Copy out every one of the rows below word for word, leaving out the pictures.

» **Working data**
========================================================================

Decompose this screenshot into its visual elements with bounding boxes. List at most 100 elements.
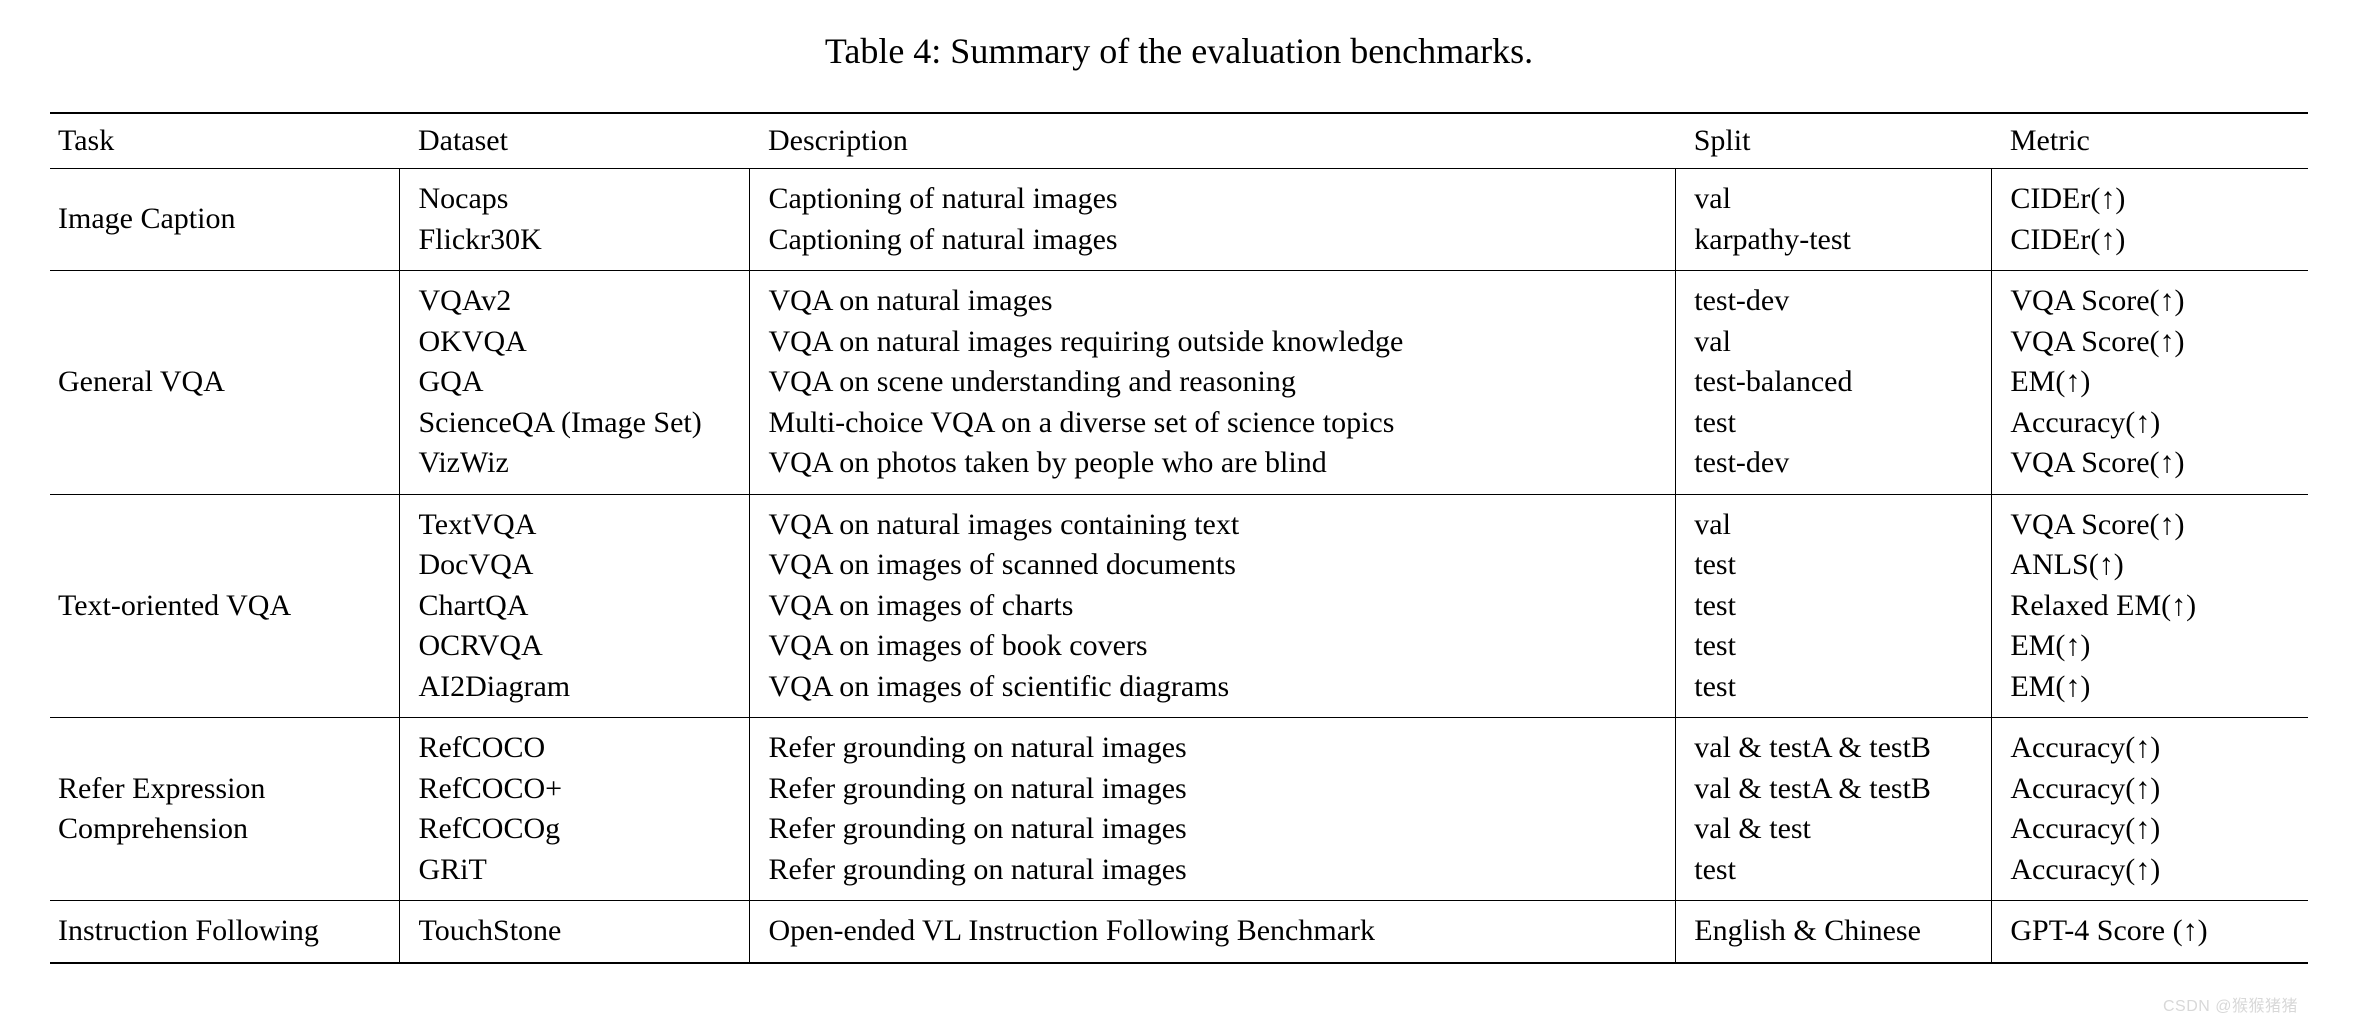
- col-split: Split: [1676, 113, 1992, 169]
- metric-cell: VQA Score(↑)VQA Score(↑)EM(↑)Accuracy(↑)…: [1992, 271, 2308, 495]
- metric-value: CIDEr(↑): [2010, 179, 2300, 220]
- dataset-value: RefCOCO: [418, 728, 741, 769]
- dataset-cell: VQAv2OKVQAGQAScienceQA (Image Set)VizWiz: [400, 271, 750, 495]
- metric-value: Accuracy(↑): [2010, 850, 2300, 891]
- task-label: Refer Expression Comprehension: [58, 769, 391, 850]
- metric-value: Accuracy(↑): [2010, 809, 2300, 850]
- description-cell: Open-ended VL Instruction Following Benc…: [750, 901, 1676, 963]
- split-value: test: [1694, 403, 1983, 444]
- split-value: test-dev: [1694, 281, 1983, 322]
- description-value: Refer grounding on natural images: [768, 850, 1667, 891]
- dataset-value: RefCOCO+: [418, 769, 741, 810]
- dataset-value: DocVQA: [418, 545, 741, 586]
- task-cell: Image Caption: [50, 169, 400, 271]
- metric-value: EM(↑): [2010, 626, 2300, 667]
- metric-value: Accuracy(↑): [2010, 769, 2300, 810]
- split-value: val: [1694, 179, 1983, 220]
- description-cell: Refer grounding on natural imagesRefer g…: [750, 718, 1676, 901]
- split-value: test: [1694, 545, 1983, 586]
- metric-value: VQA Score(↑): [2010, 505, 2300, 546]
- description-value: VQA on natural images containing text: [768, 505, 1667, 546]
- col-metric: Metric: [1992, 113, 2308, 169]
- split-cell: test-devvaltest-balancedtesttest-dev: [1676, 271, 1992, 495]
- table-row: Refer Expression ComprehensionRefCOCORef…: [50, 718, 2308, 901]
- dataset-value: ScienceQA (Image Set): [418, 403, 741, 444]
- description-cell: Captioning of natural imagesCaptioning o…: [750, 169, 1676, 271]
- col-description: Description: [750, 113, 1676, 169]
- metric-value: EM(↑): [2010, 667, 2300, 708]
- dataset-value: AI2Diagram: [418, 667, 741, 708]
- metric-value: ANLS(↑): [2010, 545, 2300, 586]
- task-label: Instruction Following: [58, 911, 391, 952]
- table-row: Instruction FollowingTouchStoneOpen-ende…: [50, 901, 2308, 963]
- split-value: English & Chinese: [1694, 911, 1983, 952]
- dataset-value: OKVQA: [418, 322, 741, 363]
- metric-value: Accuracy(↑): [2010, 728, 2300, 769]
- metric-cell: VQA Score(↑)ANLS(↑)Relaxed EM(↑)EM(↑)EM(…: [1992, 494, 2308, 718]
- dataset-cell: NocapsFlickr30K: [400, 169, 750, 271]
- metric-value: Accuracy(↑): [2010, 403, 2300, 444]
- dataset-cell: RefCOCORefCOCO+RefCOCOgGRiT: [400, 718, 750, 901]
- metric-value: VQA Score(↑): [2010, 443, 2300, 484]
- description-value: VQA on images of charts: [768, 586, 1667, 627]
- metric-value: GPT-4 Score (↑): [2010, 911, 2300, 952]
- description-value: Captioning of natural images: [768, 220, 1667, 261]
- description-value: Refer grounding on natural images: [768, 809, 1667, 850]
- description-value: VQA on scene understanding and reasoning: [768, 362, 1667, 403]
- dataset-value: Nocaps: [418, 179, 741, 220]
- description-value: VQA on images of book covers: [768, 626, 1667, 667]
- dataset-value: Flickr30K: [418, 220, 741, 261]
- metric-value: VQA Score(↑): [2010, 322, 2300, 363]
- dataset-cell: TouchStone: [400, 901, 750, 963]
- task-cell: Text-oriented VQA: [50, 494, 400, 718]
- split-value: val & test: [1694, 809, 1983, 850]
- metric-value: Relaxed EM(↑): [2010, 586, 2300, 627]
- metric-value: EM(↑): [2010, 362, 2300, 403]
- watermark: CSDN @猴猴猪猪: [2163, 992, 2298, 1016]
- task-label: General VQA: [58, 362, 391, 403]
- table-body: Image CaptionNocapsFlickr30KCaptioning o…: [50, 169, 2308, 963]
- task-cell: Instruction Following: [50, 901, 400, 963]
- split-value: karpathy-test: [1694, 220, 1983, 261]
- task-label: Text-oriented VQA: [58, 586, 391, 627]
- task-cell: Refer Expression Comprehension: [50, 718, 400, 901]
- split-value: test: [1694, 586, 1983, 627]
- col-task: Task: [50, 113, 400, 169]
- description-value: Refer grounding on natural images: [768, 769, 1667, 810]
- split-value: test: [1694, 667, 1983, 708]
- description-value: VQA on natural images requiring outside …: [768, 322, 1667, 363]
- split-cell: English & Chinese: [1676, 901, 1992, 963]
- split-value: test: [1694, 626, 1983, 667]
- dataset-value: GRiT: [418, 850, 741, 891]
- split-value: test-dev: [1694, 443, 1983, 484]
- description-value: Multi-choice VQA on a diverse set of sci…: [768, 403, 1667, 444]
- table-caption: Table 4: Summary of the evaluation bench…: [50, 30, 2308, 72]
- task-label: Image Caption: [58, 199, 391, 240]
- metric-value: CIDEr(↑): [2010, 220, 2300, 261]
- description-cell: VQA on natural imagesVQA on natural imag…: [750, 271, 1676, 495]
- dataset-value: VQAv2: [418, 281, 741, 322]
- split-cell: valtesttesttesttest: [1676, 494, 1992, 718]
- description-value: VQA on images of scientific diagrams: [768, 667, 1667, 708]
- split-value: val: [1694, 322, 1983, 363]
- col-dataset: Dataset: [400, 113, 750, 169]
- description-value: Refer grounding on natural images: [768, 728, 1667, 769]
- metric-value: VQA Score(↑): [2010, 281, 2300, 322]
- split-value: test: [1694, 850, 1983, 891]
- dataset-value: VizWiz: [418, 443, 741, 484]
- dataset-value: OCRVQA: [418, 626, 741, 667]
- description-cell: VQA on natural images containing text VQA…: [750, 494, 1676, 718]
- table-row: Text-oriented VQATextVQADocVQAChartQAOCR…: [50, 494, 2308, 718]
- table-header-row: Task Dataset Description Split Metric: [50, 113, 2308, 169]
- dataset-value: RefCOCOg: [418, 809, 741, 850]
- dataset-value: GQA: [418, 362, 741, 403]
- split-value: test-balanced: [1694, 362, 1983, 403]
- split-value: val: [1694, 505, 1983, 546]
- task-cell: General VQA: [50, 271, 400, 495]
- dataset-cell: TextVQADocVQAChartQAOCRVQAAI2Diagram: [400, 494, 750, 718]
- metric-cell: Accuracy(↑)Accuracy(↑)Accuracy(↑)Accurac…: [1992, 718, 2308, 901]
- description-value: Captioning of natural images: [768, 179, 1667, 220]
- dataset-value: ChartQA: [418, 586, 741, 627]
- metric-cell: GPT-4 Score (↑): [1992, 901, 2308, 963]
- benchmarks-table: Task Dataset Description Split Metric Im…: [50, 112, 2308, 964]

========================================================================

» **Response**
Decompose this screenshot into its visual elements with bounding boxes. List at most 100 elements.
- col-split: Split: [1676, 113, 1992, 169]
- metric-cell: VQA Score(↑)VQA Score(↑)EM(↑)Accuracy(↑)…: [1992, 271, 2308, 495]
- metric-value: CIDEr(↑): [2010, 179, 2300, 220]
- dataset-value: RefCOCO: [418, 728, 741, 769]
- dataset-cell: VQAv2OKVQAGQAScienceQA (Image Set)VizWiz: [400, 271, 750, 495]
- metric-value: Accuracy(↑): [2010, 850, 2300, 891]
- task-label: Refer Expression Comprehension: [58, 769, 391, 850]
- metric-value: Accuracy(↑): [2010, 809, 2300, 850]
- description-cell: Open-ended VL Instruction Following Benc…: [750, 901, 1676, 963]
- split-value: test: [1694, 403, 1983, 444]
- split-value: test-dev: [1694, 281, 1983, 322]
- description-value: Refer grounding on natural images: [768, 850, 1667, 891]
- dataset-value: RefCOCO+: [418, 769, 741, 810]
- dataset-value: DocVQA: [418, 545, 741, 586]
- task-cell: Image Caption: [50, 169, 400, 271]
- metric-value: EM(↑): [2010, 626, 2300, 667]
- metric-value: Accuracy(↑): [2010, 769, 2300, 810]
- split-value: val: [1694, 179, 1983, 220]
- description-cell: Refer grounding on natural imagesRefer g…: [750, 718, 1676, 901]
- split-value: test: [1694, 545, 1983, 586]
- metric-value: VQA Score(↑): [2010, 505, 2300, 546]
- description-value: VQA on natural images containing text: [768, 505, 1667, 546]
- col-metric: Metric: [1992, 113, 2308, 169]
- split-cell: test-devvaltest-balancedtesttest-dev: [1676, 271, 1992, 495]
- table-row: Refer Expression ComprehensionRefCOCORef…: [50, 718, 2308, 901]
- dataset-value: ScienceQA (Image Set): [418, 403, 741, 444]
- description-cell: Captioning of natural imagesCaptioning o…: [750, 169, 1676, 271]
- col-description: Description: [750, 113, 1676, 169]
- metric-value: EM(↑): [2010, 667, 2300, 708]
- dataset-value: AI2Diagram: [418, 667, 741, 708]
- metric-value: ANLS(↑): [2010, 545, 2300, 586]
- task-label: Instruction Following: [58, 911, 391, 952]
- table-row: Instruction FollowingTouchStoneOpen-ende…: [50, 901, 2308, 963]
- split-value: English & Chinese: [1694, 911, 1983, 952]
- dataset-value: OKVQA: [418, 322, 741, 363]
- metric-value: Accuracy(↑): [2010, 728, 2300, 769]
- metric-cell: VQA Score(↑)ANLS(↑)Relaxed EM(↑)EM(↑)EM(…: [1992, 494, 2308, 718]
- dataset-cell: NocapsFlickr30K: [400, 169, 750, 271]
- metric-value: Accuracy(↑): [2010, 403, 2300, 444]
- dataset-cell: RefCOCORefCOCO+RefCOCOgGRiT: [400, 718, 750, 901]
- metric-value: VQA Score(↑): [2010, 443, 2300, 484]
- description-value: VQA on images of charts: [768, 586, 1667, 627]
- metric-value: GPT-4 Score (↑): [2010, 911, 2300, 952]
- description-value: Captioning of natural images: [768, 220, 1667, 261]
- description-value: Refer grounding on natural images: [768, 809, 1667, 850]
- description-value: VQA on scene understanding and reasoning: [768, 362, 1667, 403]
- dataset-value: Nocaps: [418, 179, 741, 220]
- description-value: VQA on images of book covers: [768, 626, 1667, 667]
- dataset-value: Flickr30K: [418, 220, 741, 261]
- metric-value: VQA Score(↑): [2010, 322, 2300, 363]
- dataset-cell: TouchStone: [400, 901, 750, 963]
- task-cell: Text-oriented VQA: [50, 494, 400, 718]
- split-value: val & test: [1694, 809, 1983, 850]
- metric-value: Relaxed EM(↑): [2010, 586, 2300, 627]
- metric-value: EM(↑): [2010, 362, 2300, 403]
- watermark: CSDN @猴猴猪猪: [2163, 992, 2298, 1016]
- task-label: General VQA: [58, 362, 391, 403]
- table-body: Image CaptionNocapsFlickr30KCaptioning o…: [50, 169, 2308, 963]
- task-cell: Instruction Following: [50, 901, 400, 963]
- split-value: karpathy-test: [1694, 220, 1983, 261]
- task-label: Text-oriented VQA: [58, 586, 391, 627]
- task-cell: Refer Expression Comprehension: [50, 718, 400, 901]
- split-value: test: [1694, 586, 1983, 627]
- col-task: Task: [50, 113, 400, 169]
- description-value: Refer grounding on natural images: [768, 769, 1667, 810]
- split-value: test: [1694, 667, 1983, 708]
- description-value: VQA on natural images requiring outside …: [768, 322, 1667, 363]
- split-cell: English & Chinese: [1676, 901, 1992, 963]
- split-value: test: [1694, 626, 1983, 667]
- dataset-value: GRiT: [418, 850, 741, 891]
- split-value: test-dev: [1694, 443, 1983, 484]
- description-value: Multi-choice VQA on a diverse set of sci…: [768, 403, 1667, 444]
- table-caption: Table 4: Summary of the evaluation bench…: [50, 30, 2308, 72]
- task-label: Image Caption: [58, 199, 391, 240]
- metric-value: CIDEr(↑): [2010, 220, 2300, 261]
- description-cell: VQA on natural imagesVQA on natural imag…: [750, 271, 1676, 495]
- dataset-value: VQAv2: [418, 281, 741, 322]
- split-cell: valtesttesttesttest: [1676, 494, 1992, 718]
- description-value: VQA on images of scientific diagrams: [768, 667, 1667, 708]
- split-value: val: [1694, 322, 1983, 363]
- col-dataset: Dataset: [400, 113, 750, 169]
- description-value: Refer grounding on natural images: [768, 728, 1667, 769]
- metric-value: VQA Score(↑): [2010, 281, 2300, 322]
- split-value: test: [1694, 850, 1983, 891]
- dataset-value: VizWiz: [418, 443, 741, 484]
- dataset-value: OCRVQA: [418, 626, 741, 667]
- description-cell: VQA on natural images containing text VQA…: [750, 494, 1676, 718]
- table-row: Text-oriented VQATextVQADocVQAChartQAOCR…: [50, 494, 2308, 718]
- table-header-row: Task Dataset Description Split Metric: [50, 113, 2308, 169]
- dataset-value: RefCOCOg: [418, 809, 741, 850]
- dataset-value: GQA: [418, 362, 741, 403]
- split-value: test-balanced: [1694, 362, 1983, 403]
- split-value: val: [1694, 505, 1983, 546]
- task-cell: General VQA: [50, 271, 400, 495]
- dataset-cell: TextVQADocVQAChartQAOCRVQAAI2Diagram: [400, 494, 750, 718]
- metric-cell: Accuracy(↑)Accuracy(↑)Accuracy(↑)Accurac…: [1992, 718, 2308, 901]
- description-value: Captioning of natural images: [768, 179, 1667, 220]
- dataset-value: ChartQA: [418, 586, 741, 627]
- metric-cell: GPT-4 Score (↑): [1992, 901, 2308, 963]
- benchmarks-table: Task Dataset Description Split Metric Im…: [50, 112, 2308, 964]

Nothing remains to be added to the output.